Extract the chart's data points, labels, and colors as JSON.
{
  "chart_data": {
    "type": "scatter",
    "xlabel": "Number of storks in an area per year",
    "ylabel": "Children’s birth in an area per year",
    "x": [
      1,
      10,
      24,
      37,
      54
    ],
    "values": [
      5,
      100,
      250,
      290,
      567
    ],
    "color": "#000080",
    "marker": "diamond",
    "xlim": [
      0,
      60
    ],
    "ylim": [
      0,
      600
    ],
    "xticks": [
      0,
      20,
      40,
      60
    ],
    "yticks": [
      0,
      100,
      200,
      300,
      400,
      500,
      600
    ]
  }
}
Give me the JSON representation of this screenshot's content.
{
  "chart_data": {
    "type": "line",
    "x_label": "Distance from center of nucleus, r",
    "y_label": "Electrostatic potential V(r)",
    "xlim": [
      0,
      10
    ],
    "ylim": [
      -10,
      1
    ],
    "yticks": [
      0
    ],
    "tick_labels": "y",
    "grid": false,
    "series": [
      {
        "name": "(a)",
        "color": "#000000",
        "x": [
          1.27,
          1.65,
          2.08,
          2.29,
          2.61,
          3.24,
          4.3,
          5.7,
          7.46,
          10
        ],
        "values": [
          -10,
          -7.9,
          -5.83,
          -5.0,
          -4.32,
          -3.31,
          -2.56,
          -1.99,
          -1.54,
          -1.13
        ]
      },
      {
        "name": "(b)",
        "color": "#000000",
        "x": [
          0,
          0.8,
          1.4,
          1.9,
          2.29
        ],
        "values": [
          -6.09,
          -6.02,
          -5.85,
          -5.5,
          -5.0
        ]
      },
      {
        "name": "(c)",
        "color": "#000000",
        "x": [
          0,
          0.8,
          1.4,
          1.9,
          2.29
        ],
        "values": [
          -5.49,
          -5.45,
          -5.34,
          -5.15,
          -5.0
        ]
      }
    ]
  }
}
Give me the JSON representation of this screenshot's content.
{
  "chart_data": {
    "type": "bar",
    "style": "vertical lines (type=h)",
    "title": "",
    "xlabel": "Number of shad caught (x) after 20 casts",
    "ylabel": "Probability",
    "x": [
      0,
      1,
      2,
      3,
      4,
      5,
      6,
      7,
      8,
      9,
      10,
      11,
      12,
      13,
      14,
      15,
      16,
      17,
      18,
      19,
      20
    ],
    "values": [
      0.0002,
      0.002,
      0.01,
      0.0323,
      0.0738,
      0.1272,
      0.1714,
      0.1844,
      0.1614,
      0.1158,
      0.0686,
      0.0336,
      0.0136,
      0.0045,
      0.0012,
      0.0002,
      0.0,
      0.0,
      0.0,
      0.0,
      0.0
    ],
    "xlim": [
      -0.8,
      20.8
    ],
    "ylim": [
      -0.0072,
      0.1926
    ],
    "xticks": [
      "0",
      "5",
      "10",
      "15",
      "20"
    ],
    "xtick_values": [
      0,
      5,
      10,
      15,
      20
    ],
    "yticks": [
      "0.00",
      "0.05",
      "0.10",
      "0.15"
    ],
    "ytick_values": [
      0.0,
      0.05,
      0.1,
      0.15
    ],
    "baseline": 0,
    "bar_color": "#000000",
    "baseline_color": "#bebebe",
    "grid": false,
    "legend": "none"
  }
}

# # # #

TASK PROMPT —
Pick out each line that holds the string "ylabel".

THE RESULT —
    "ylabel": "Children’s birth in an area per year",
    "ylabel": "Probability",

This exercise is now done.